> _TASK REQUIREMENTS_: Only the number is needed: how many lines of the records include "they"?

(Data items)
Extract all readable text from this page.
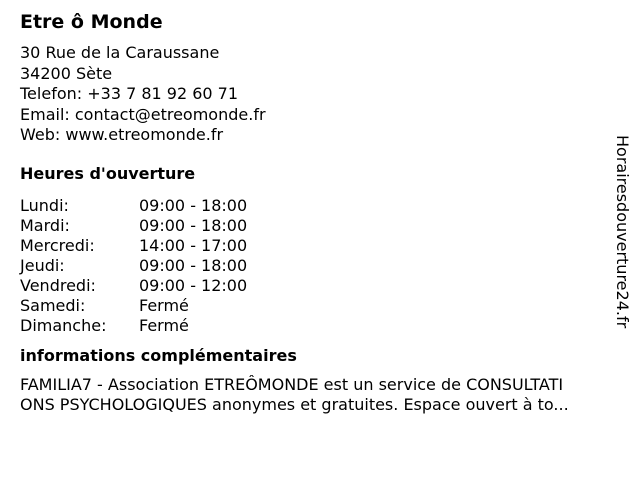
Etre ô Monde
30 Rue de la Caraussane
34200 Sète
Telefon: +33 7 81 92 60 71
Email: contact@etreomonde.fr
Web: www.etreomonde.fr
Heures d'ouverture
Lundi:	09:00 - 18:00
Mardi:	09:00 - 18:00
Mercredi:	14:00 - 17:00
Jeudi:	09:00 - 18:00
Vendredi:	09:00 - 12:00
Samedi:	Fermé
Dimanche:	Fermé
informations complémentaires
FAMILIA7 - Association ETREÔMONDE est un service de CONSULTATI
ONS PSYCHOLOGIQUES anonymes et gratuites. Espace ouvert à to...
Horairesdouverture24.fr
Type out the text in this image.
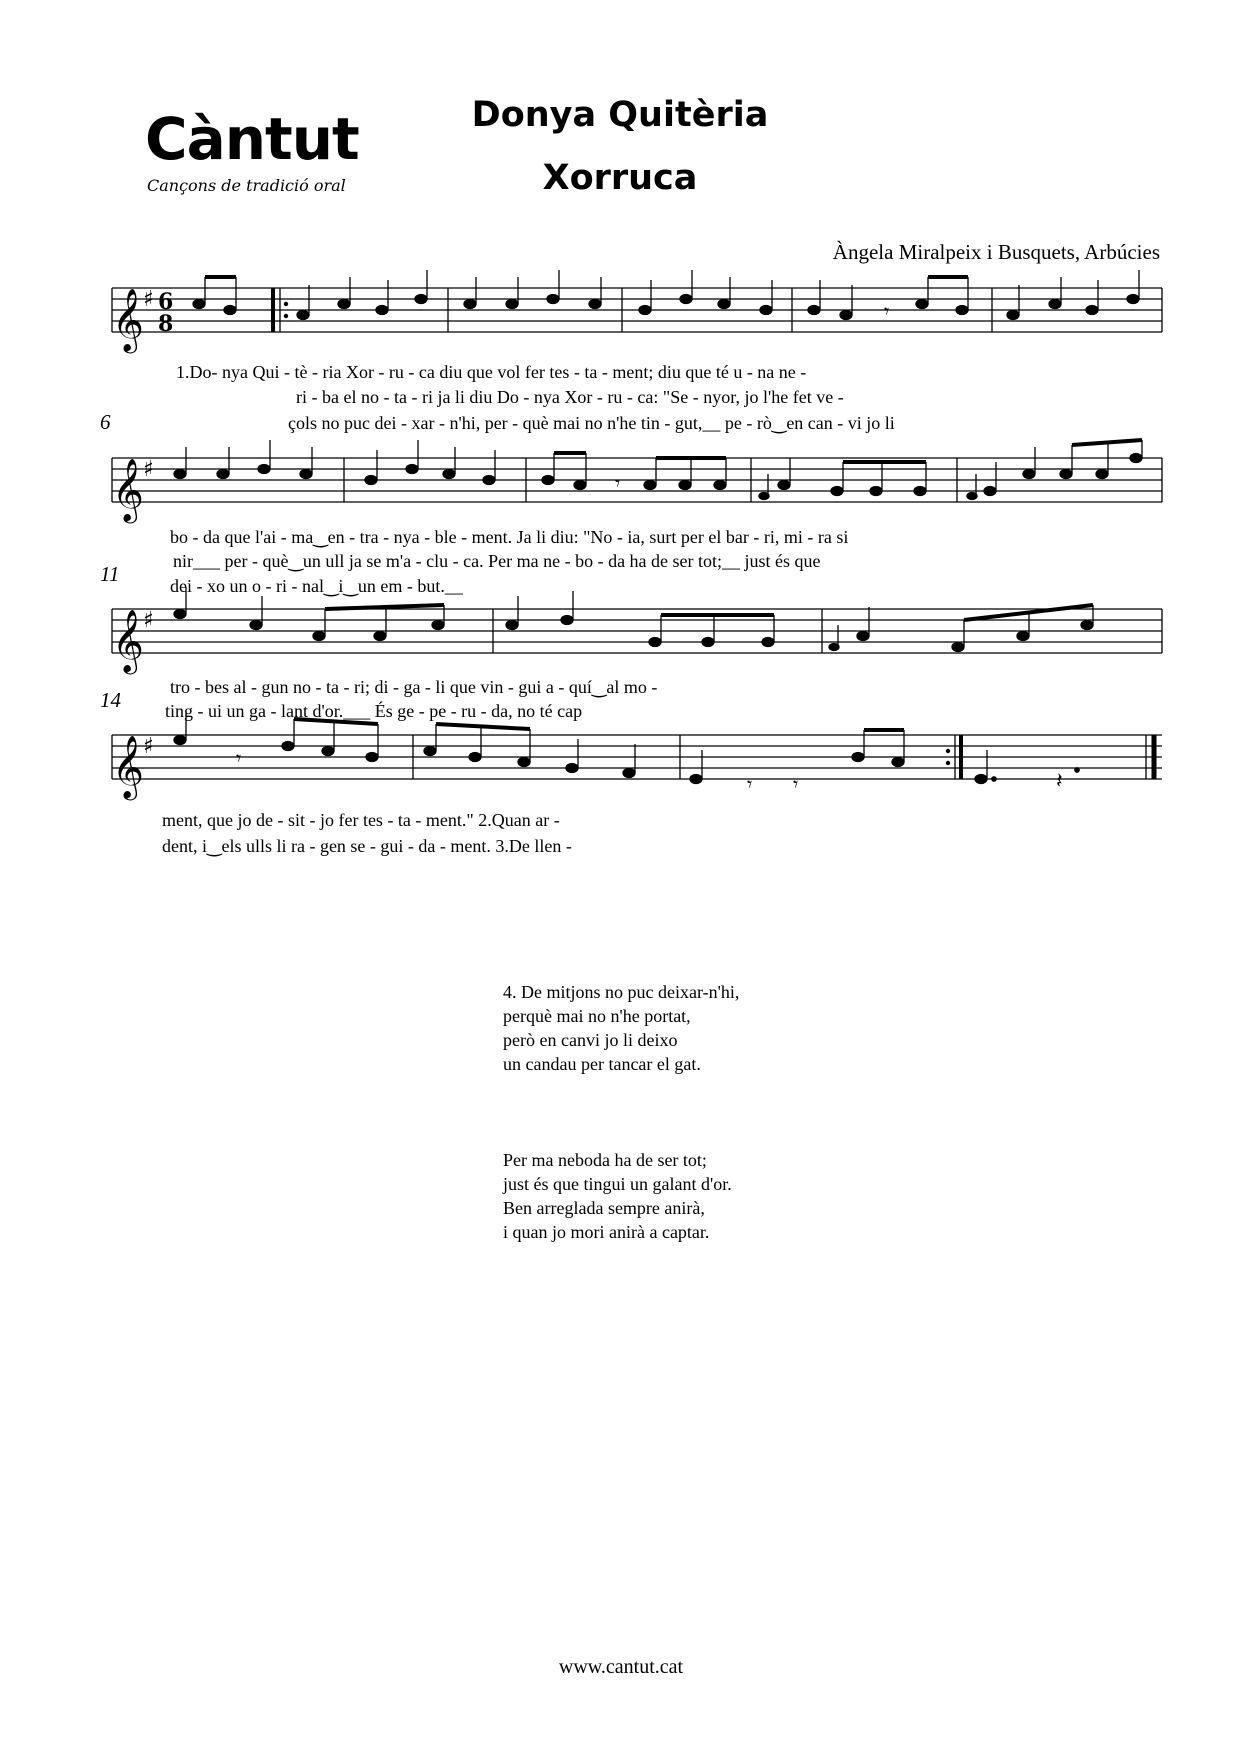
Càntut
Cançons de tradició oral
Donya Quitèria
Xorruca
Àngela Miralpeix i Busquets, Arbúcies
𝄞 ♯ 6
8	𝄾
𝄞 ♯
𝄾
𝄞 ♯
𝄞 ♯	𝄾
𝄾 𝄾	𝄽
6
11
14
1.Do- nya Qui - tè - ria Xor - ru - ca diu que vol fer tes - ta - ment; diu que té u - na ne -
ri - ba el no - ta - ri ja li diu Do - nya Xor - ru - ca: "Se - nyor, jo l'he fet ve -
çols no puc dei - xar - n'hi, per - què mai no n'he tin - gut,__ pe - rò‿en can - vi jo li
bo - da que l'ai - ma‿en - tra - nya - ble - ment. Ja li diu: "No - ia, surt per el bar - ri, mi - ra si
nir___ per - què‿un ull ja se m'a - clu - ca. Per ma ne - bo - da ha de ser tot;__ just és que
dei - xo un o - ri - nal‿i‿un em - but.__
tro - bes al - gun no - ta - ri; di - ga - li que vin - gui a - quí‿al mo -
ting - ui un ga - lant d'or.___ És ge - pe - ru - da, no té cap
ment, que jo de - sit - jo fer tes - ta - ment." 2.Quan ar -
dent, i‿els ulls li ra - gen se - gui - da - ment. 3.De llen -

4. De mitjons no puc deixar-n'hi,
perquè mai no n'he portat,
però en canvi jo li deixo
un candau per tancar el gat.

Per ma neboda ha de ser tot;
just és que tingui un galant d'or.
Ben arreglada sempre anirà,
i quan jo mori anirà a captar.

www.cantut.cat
...
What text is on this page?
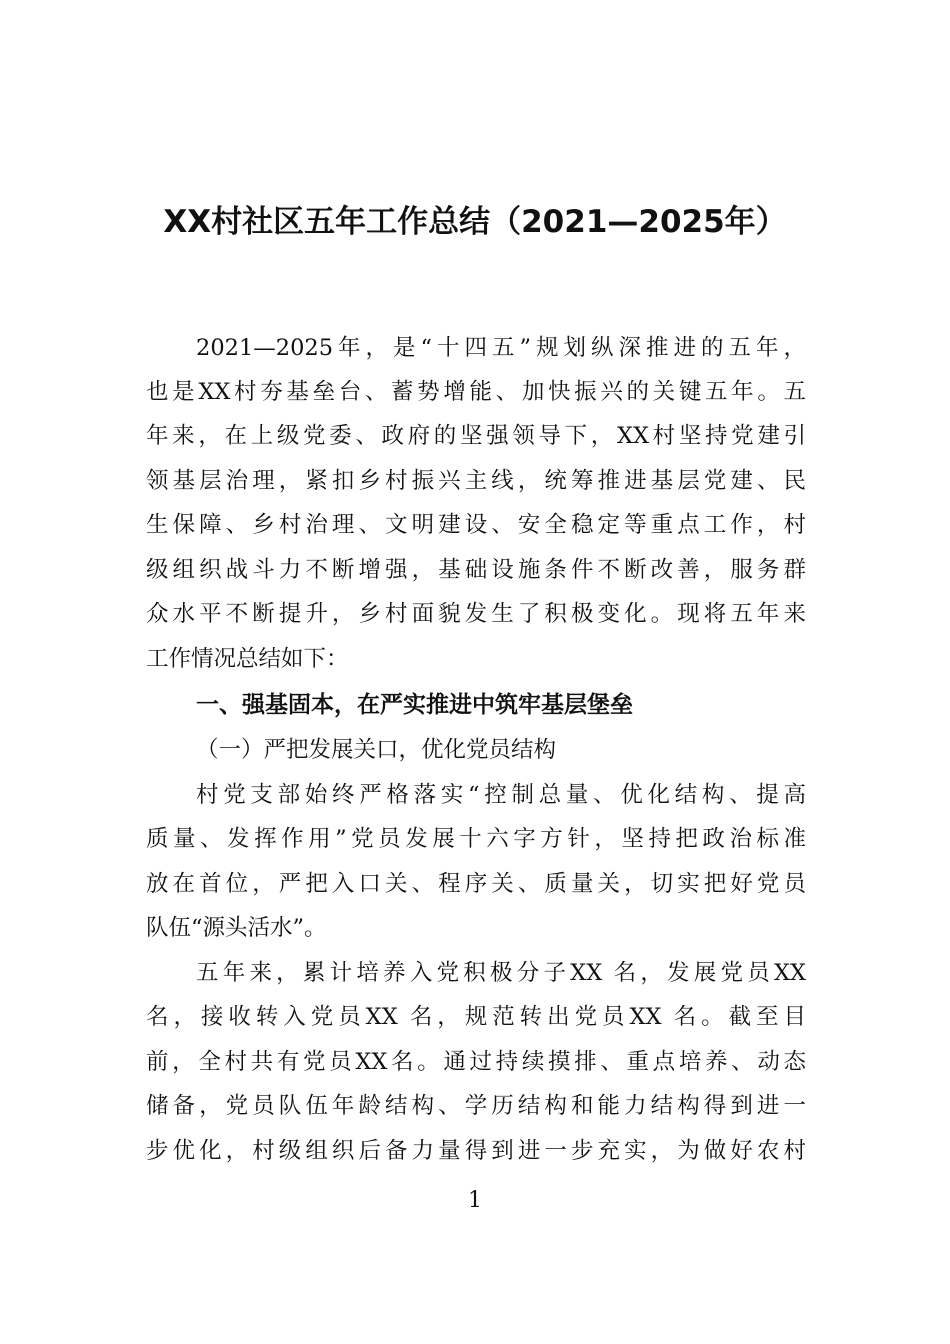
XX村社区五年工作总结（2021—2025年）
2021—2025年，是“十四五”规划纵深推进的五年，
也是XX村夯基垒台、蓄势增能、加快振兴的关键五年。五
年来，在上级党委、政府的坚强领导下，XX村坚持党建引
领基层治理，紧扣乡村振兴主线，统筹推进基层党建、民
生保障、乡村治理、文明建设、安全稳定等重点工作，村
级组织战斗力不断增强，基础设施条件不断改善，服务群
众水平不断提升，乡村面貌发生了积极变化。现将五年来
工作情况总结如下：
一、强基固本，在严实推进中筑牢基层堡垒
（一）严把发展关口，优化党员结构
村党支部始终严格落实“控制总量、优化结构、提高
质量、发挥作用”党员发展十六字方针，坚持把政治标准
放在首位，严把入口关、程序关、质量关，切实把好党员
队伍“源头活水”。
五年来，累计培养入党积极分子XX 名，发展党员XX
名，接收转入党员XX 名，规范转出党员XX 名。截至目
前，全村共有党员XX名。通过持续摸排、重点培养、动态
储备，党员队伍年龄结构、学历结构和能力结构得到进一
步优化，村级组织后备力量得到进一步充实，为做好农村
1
==
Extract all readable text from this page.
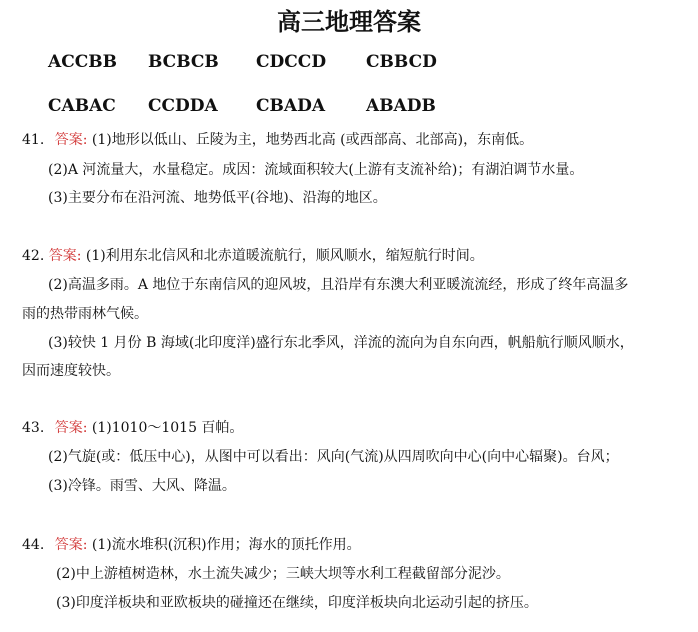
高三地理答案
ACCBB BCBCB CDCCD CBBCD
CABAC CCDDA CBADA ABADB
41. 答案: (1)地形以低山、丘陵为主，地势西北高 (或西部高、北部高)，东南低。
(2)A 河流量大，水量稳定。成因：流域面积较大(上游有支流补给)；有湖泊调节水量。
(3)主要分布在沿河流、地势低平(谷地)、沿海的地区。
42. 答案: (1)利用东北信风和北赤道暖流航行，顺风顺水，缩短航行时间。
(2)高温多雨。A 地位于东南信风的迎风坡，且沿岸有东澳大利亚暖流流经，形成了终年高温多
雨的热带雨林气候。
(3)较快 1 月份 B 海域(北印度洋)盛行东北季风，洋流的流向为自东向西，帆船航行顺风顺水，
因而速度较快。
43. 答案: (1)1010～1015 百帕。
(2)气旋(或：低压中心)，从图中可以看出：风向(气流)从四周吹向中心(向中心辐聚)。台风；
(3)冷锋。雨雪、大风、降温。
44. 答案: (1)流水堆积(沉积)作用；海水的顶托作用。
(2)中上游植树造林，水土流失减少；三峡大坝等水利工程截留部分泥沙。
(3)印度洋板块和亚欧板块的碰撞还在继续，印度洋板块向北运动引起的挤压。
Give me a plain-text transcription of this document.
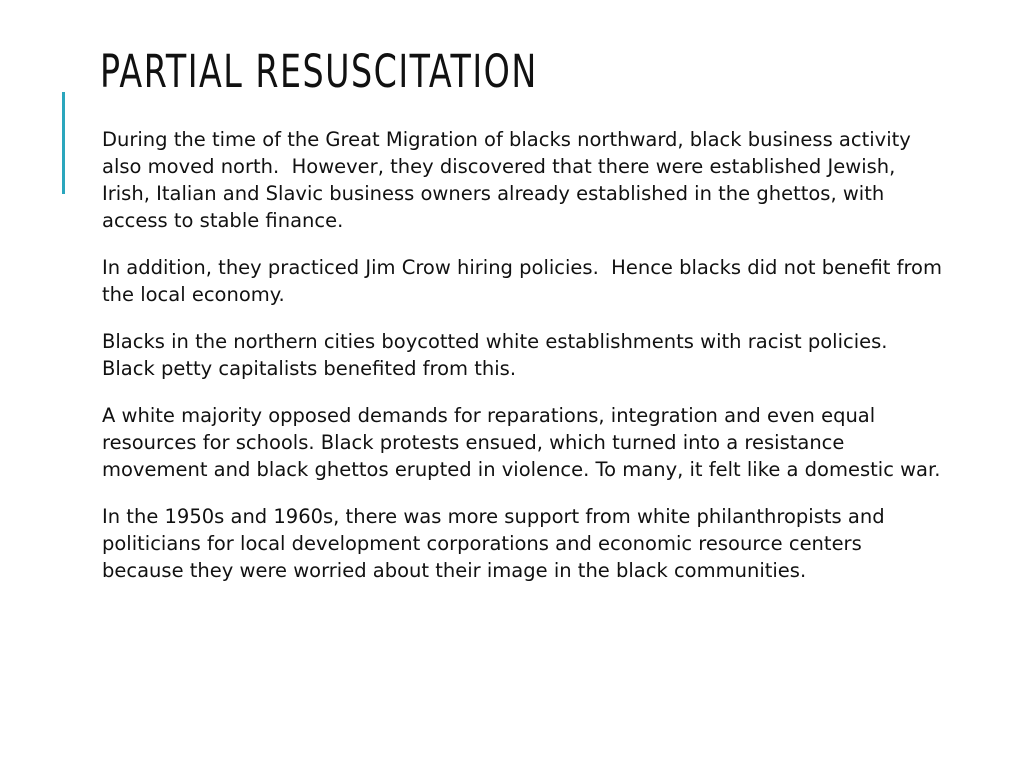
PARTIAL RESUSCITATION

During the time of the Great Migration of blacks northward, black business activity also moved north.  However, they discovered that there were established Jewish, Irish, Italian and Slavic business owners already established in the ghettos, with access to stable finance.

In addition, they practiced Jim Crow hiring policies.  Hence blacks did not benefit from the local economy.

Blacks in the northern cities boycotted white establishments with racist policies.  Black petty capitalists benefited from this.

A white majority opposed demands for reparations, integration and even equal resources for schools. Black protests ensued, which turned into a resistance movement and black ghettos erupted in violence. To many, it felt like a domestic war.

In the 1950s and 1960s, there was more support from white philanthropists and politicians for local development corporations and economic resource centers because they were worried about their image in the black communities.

> _TASK RESPONSE_: 3